Using the data below, copy every line that contains the word "službu".

(Recorded data)
※

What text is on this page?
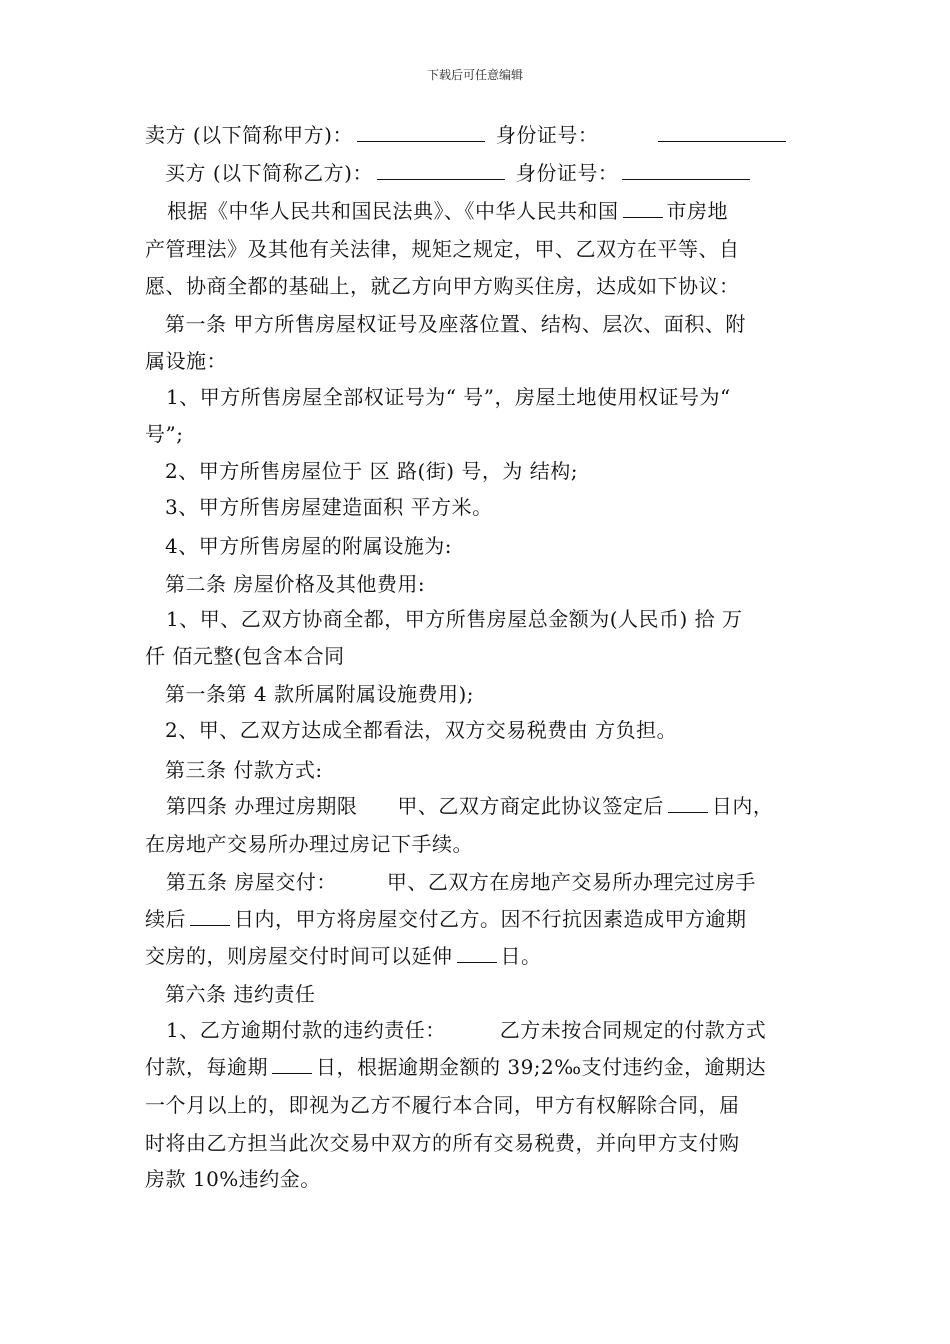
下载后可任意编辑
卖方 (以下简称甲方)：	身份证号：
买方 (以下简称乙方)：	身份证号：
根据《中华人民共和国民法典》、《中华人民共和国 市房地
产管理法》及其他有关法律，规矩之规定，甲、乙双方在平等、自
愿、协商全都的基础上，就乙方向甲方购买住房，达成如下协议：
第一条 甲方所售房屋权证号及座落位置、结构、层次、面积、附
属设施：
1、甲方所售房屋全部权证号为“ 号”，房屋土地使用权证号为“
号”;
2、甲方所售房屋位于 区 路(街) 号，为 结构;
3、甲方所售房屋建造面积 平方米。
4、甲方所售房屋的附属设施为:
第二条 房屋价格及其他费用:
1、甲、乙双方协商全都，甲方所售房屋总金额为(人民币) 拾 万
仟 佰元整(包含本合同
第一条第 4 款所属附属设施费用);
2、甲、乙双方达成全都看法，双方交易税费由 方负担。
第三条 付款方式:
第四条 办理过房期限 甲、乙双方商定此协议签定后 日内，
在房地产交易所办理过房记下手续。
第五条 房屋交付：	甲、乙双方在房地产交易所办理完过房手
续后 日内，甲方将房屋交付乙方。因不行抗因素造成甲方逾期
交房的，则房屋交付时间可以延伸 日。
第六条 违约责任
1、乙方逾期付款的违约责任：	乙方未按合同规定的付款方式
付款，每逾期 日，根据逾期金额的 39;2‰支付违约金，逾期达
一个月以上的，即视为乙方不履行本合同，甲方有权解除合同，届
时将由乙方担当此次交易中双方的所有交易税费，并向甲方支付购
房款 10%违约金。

※

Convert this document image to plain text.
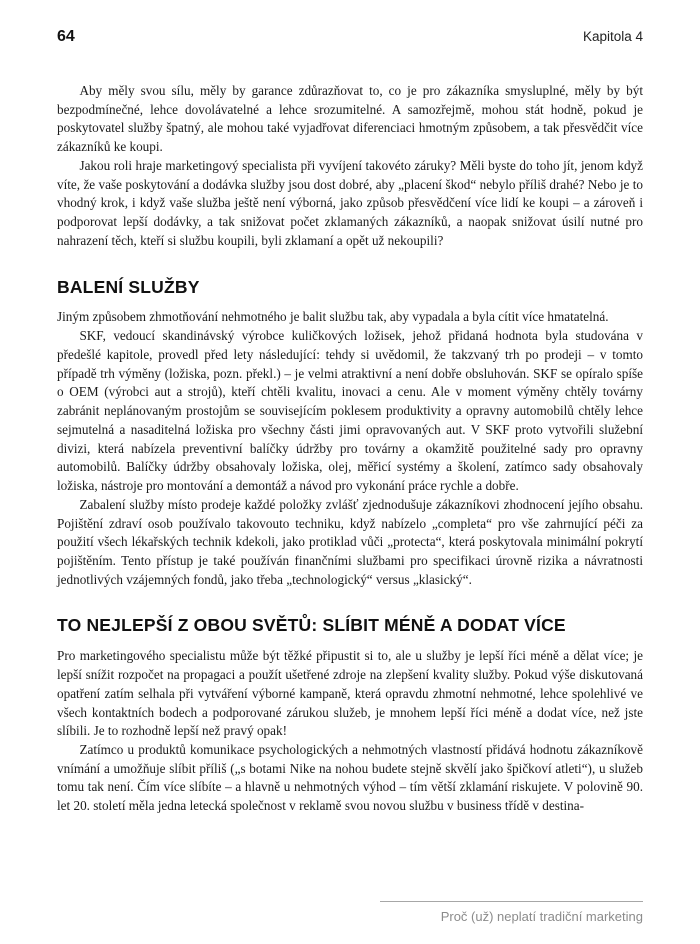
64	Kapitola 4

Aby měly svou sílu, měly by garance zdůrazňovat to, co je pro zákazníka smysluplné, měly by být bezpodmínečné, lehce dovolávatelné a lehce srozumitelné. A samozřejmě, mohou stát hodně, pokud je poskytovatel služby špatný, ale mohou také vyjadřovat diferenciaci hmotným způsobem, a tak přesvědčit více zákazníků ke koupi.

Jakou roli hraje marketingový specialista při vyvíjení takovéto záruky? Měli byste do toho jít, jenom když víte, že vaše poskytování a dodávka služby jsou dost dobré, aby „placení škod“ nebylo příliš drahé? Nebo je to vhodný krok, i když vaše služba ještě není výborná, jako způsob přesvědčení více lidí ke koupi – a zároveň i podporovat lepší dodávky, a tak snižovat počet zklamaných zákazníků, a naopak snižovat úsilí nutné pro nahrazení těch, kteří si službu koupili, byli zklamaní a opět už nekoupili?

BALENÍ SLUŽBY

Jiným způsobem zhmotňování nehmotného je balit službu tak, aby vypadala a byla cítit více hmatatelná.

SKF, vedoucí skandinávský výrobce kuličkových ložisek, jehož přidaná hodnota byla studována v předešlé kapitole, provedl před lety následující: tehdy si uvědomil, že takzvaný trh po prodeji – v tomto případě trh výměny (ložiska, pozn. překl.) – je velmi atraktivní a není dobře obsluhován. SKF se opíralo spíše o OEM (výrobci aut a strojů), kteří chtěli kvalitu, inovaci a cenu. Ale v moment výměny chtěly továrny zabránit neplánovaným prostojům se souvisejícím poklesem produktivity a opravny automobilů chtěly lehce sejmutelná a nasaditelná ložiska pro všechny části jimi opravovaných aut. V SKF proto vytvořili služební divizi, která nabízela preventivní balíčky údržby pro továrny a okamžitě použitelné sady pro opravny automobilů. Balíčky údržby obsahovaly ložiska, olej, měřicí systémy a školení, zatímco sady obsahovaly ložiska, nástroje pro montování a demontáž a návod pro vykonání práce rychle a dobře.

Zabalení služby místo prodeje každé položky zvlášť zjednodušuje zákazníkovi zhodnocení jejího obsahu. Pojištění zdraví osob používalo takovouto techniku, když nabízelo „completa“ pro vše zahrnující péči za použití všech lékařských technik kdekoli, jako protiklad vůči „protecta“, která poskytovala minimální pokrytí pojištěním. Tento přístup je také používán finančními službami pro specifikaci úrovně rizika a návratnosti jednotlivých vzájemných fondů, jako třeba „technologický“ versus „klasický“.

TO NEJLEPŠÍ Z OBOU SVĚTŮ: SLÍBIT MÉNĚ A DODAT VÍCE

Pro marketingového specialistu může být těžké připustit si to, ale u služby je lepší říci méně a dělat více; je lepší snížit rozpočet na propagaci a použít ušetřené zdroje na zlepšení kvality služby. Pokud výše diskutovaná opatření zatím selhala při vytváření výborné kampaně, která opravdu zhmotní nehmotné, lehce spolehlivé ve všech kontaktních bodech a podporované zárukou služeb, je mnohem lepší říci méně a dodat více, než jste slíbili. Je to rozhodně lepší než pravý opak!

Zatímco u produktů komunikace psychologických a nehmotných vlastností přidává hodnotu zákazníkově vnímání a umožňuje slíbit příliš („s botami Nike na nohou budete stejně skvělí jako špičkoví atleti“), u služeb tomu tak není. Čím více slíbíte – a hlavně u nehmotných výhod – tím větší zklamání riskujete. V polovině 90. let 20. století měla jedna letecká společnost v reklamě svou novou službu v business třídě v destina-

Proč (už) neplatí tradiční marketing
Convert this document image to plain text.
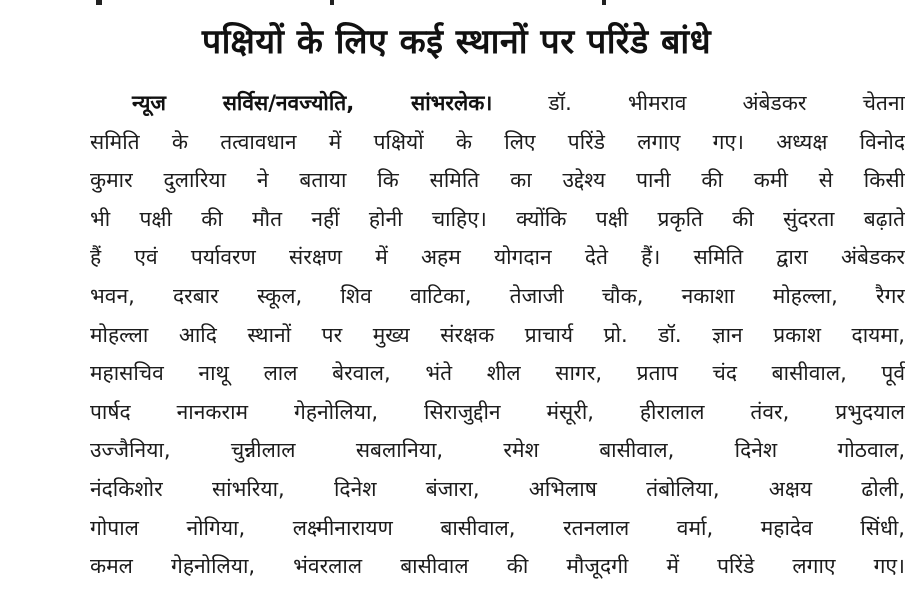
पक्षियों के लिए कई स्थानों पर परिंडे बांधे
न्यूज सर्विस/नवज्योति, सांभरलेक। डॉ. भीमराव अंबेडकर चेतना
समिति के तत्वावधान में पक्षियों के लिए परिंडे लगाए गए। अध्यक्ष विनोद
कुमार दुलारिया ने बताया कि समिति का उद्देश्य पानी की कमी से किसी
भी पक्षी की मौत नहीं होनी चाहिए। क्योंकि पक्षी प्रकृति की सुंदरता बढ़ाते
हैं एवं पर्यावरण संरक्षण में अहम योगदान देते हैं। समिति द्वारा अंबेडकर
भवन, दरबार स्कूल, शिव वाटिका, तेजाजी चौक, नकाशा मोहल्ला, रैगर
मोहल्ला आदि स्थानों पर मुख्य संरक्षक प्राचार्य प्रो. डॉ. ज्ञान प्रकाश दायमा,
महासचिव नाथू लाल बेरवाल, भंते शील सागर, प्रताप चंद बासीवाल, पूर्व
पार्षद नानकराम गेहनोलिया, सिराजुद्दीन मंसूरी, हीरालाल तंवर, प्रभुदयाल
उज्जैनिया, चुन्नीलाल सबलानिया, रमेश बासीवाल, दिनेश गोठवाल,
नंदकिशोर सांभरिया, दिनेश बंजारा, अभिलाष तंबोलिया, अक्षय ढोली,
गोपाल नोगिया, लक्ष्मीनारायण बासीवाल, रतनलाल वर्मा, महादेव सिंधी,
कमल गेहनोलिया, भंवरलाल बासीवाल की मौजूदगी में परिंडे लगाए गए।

※

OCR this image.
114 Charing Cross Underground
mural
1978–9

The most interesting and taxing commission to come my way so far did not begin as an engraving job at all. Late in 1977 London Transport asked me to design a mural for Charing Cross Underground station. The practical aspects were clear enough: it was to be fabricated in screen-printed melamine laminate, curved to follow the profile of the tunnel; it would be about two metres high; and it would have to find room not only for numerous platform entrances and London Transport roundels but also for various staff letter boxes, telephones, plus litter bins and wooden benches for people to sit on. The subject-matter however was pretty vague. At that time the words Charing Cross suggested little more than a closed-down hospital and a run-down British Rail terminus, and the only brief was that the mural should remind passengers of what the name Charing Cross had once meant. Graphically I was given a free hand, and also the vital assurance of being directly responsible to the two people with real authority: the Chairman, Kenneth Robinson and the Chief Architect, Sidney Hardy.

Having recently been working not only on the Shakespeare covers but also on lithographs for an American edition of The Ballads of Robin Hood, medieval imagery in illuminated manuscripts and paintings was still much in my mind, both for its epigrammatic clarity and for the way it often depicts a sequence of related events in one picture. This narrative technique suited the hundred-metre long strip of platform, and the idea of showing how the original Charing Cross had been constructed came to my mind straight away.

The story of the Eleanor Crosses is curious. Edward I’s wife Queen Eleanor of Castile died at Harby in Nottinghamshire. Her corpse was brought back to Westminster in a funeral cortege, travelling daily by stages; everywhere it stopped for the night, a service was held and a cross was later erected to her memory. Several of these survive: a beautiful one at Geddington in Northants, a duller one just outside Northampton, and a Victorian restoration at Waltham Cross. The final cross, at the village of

※

Response for this exercise:
Jakou roli hraje marketingový specialista při vyvíjení takovéto záruky? Měli byste do toho jít, jenom když víte, že vaše poskytování a dodávka služby jsou dost dobré, aby „placení škod“ nebylo příliš drahé? Nebo je to vhodný krok, i když vaše služba ještě není výborná, jako způsob přesvědčení více lidí ke koupi – a zároveň i podporovat lepší dodávky, a tak snižovat počet zklamaných zákazníků, a naopak snižovat úsilí nutné pro nahrazení těch, kteří si službu koupili, byli zklamaní a opět už nekoupili?
Jiným způsobem zhmotňování nehmotného je balit službu tak, aby vypadala a byla cítit více hmatatelná.
Zatímco u produktů komunikace psychologických a nehmotných vlastností přidává hodnotu zákazníkově vnímání a umožňuje slíbit příliš („s botami Nike na nohou budete stejně skvělí jako špičkoví atleti“), u služeb tomu tak není. Čím více slíbíte – a hlavně u nehmotných výhod – tím větší zklamání riskujete. V polovině 90. let 20. století měla jedna letecká společnost v reklamě svou novou službu v business třídě v destina-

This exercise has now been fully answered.